──────── Extract provided ────────

I am sitting on a piano stool, which I have adjusted to the correct height to ensure my lap is perfectly level to avoid the guitar sliding away from me. I am unable to stand and move around because the lower side of my instrument, with the top and strings facing away from me, rests against the inner part of my right thigh. The leg rest that I use to position the neck at a 45-degree angle presses down onto the top of my seated left thigh. The back of the instrument angles towards my body and comes to rest against my sternum.
These three points of contact – the inside of my right thigh, the top of my left thigh and top of my sternum – form a resonating extension of my own body. An already intimate environment becomes more so as I prepare to play:
My right forearm reaches over the top of the bowl at the bottom of the guitar, until the inside of my elbow rests upon it. My right hand hovers above the sound hole, while my left is raised to the neck, ready to depress the first notes that will be played on the fretboard.

──────── Dataset extract ────────

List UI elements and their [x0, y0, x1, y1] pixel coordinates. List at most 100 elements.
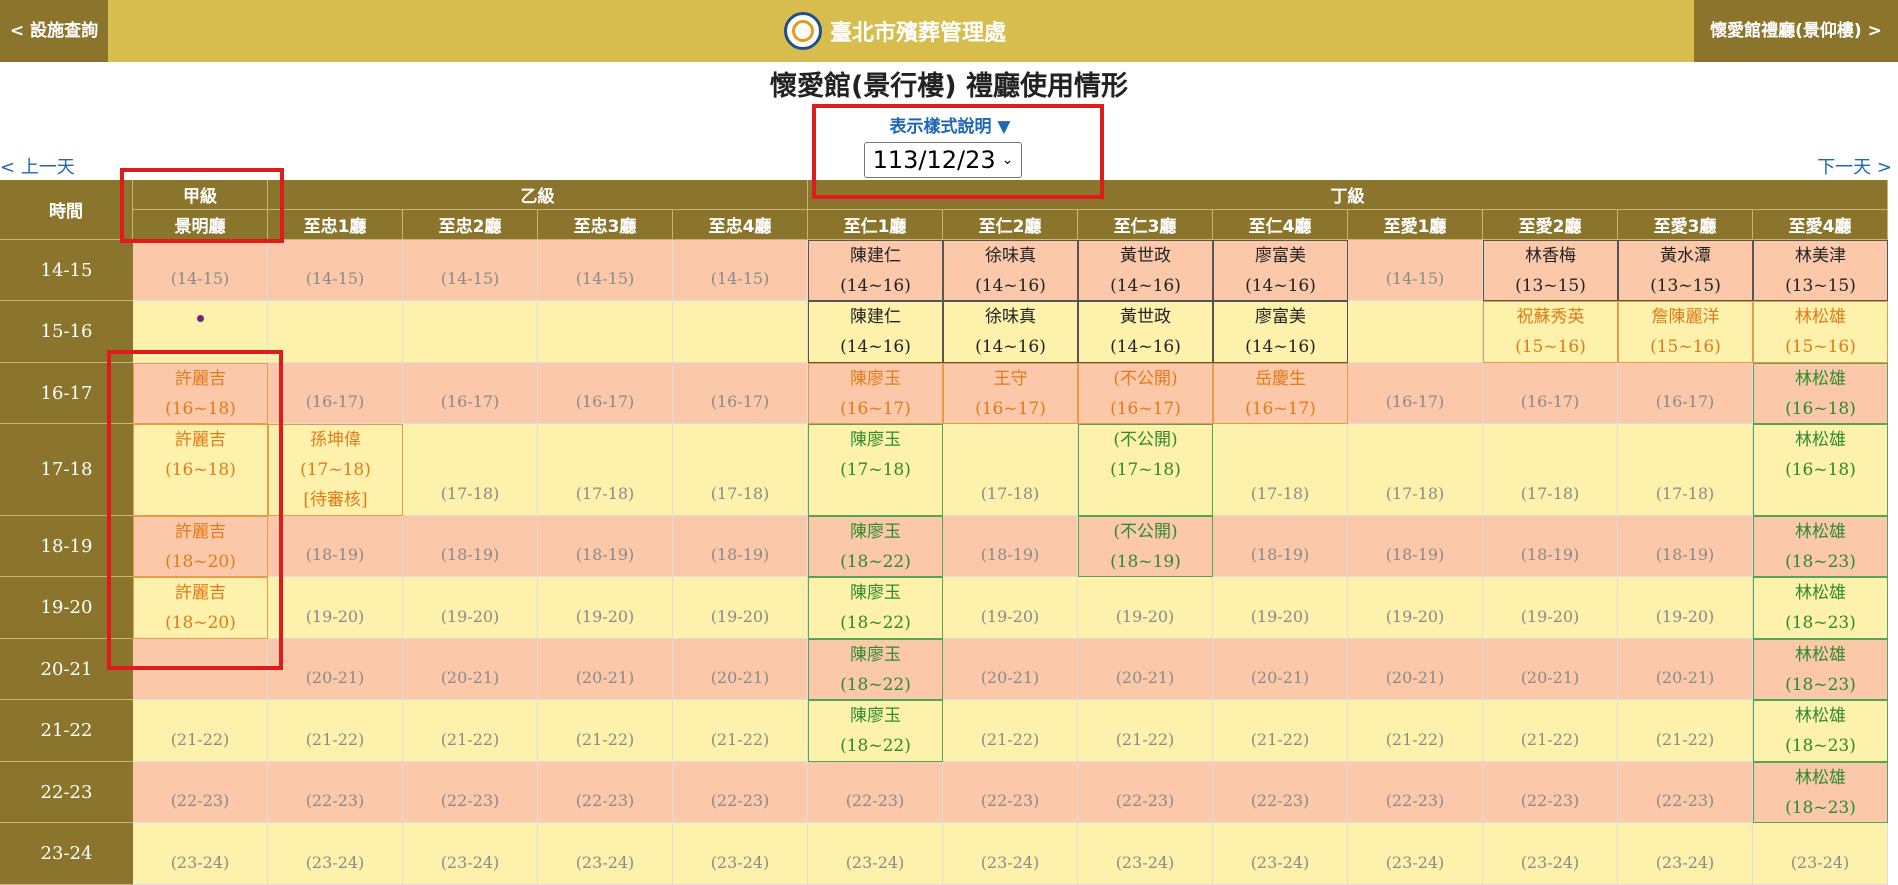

────────

> Written tasks
[A] In the passage on guitar posture, at what angle does the leg rest position the neck?
[B] Please continue the passage on guitar posture from its final sentence.

> Answers to the exercise
[A] At a 45-degree angle.

[B]
My feet are flat on the floor. I feel secure, rooted. By now, I know well the sensation of playing; the angles that the fingers of my right hand need to attack the strings from, the places I should be aiming for if I want a sweet or harsh sound. I know how much pressure I need to apply with my left hand to make sure that notes sound clearly and squeaks are minimised as I move across the fretboard.
The playing position demands that my gaze is mostly directed down to the object I am cradling, resulting in a particularly insular performance practice. Maybe the origins of shoegaze stretch back to the times of Dowland, taverns and lutes?
To observe someone playing the Classical guitar is to see an instrument drawn close, almost enveloped by its player. The design of a handful of other instruments demand this, such as the cello, harp and, to a degree, the hang drum, where every gesture and mechanical operation sits within the performer’s arm span.
So, how do the Classical guitar and the body of the performer work together? How does all of this feel?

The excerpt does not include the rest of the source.